## OBJECTIVE
Scan the material below for lines with the word "Customize" and report how many there are, with nothing added.

(Dataset excerpt)
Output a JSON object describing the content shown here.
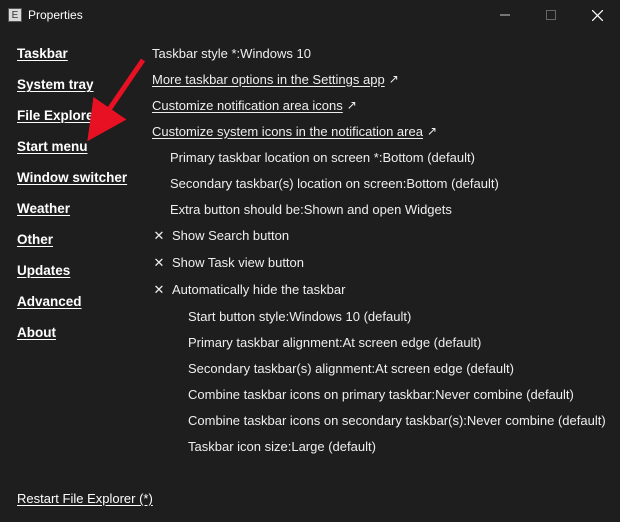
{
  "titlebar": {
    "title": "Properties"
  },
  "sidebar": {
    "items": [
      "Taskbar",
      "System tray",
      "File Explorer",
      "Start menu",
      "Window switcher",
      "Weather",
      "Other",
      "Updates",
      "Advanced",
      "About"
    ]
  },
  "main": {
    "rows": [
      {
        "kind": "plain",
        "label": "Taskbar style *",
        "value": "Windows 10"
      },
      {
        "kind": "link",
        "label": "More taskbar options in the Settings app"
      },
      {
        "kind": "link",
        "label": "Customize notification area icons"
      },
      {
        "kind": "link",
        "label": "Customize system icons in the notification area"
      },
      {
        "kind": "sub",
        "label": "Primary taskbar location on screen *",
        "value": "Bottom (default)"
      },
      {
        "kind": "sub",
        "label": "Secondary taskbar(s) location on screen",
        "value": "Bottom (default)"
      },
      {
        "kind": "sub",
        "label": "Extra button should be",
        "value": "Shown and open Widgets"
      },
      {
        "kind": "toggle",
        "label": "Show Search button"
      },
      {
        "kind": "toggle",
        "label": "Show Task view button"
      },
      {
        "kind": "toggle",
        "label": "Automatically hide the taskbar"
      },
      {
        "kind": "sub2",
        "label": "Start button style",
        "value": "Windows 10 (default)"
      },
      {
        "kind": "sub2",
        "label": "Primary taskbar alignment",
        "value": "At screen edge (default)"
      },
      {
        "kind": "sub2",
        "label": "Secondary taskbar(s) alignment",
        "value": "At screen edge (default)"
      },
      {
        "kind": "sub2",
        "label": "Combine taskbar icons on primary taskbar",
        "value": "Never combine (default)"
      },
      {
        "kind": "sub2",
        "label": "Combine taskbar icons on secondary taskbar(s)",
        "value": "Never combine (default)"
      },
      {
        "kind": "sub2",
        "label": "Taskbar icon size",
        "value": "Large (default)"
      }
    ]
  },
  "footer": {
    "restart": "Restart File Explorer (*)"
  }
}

* * *

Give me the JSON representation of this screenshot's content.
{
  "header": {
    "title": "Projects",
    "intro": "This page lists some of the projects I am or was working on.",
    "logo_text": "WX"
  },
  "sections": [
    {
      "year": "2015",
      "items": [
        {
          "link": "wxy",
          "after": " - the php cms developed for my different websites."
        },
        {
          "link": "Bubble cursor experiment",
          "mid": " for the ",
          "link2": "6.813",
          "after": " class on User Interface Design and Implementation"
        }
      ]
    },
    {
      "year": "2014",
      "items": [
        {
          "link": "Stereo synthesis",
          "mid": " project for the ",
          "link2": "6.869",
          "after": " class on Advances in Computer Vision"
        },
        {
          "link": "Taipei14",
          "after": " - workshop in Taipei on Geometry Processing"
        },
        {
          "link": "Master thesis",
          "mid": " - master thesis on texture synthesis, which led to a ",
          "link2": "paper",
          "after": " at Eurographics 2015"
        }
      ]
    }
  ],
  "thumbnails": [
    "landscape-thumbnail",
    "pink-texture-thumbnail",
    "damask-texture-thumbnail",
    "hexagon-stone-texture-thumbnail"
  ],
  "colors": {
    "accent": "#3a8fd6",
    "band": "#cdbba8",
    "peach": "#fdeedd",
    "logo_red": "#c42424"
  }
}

## RESULT OF THE TASK
2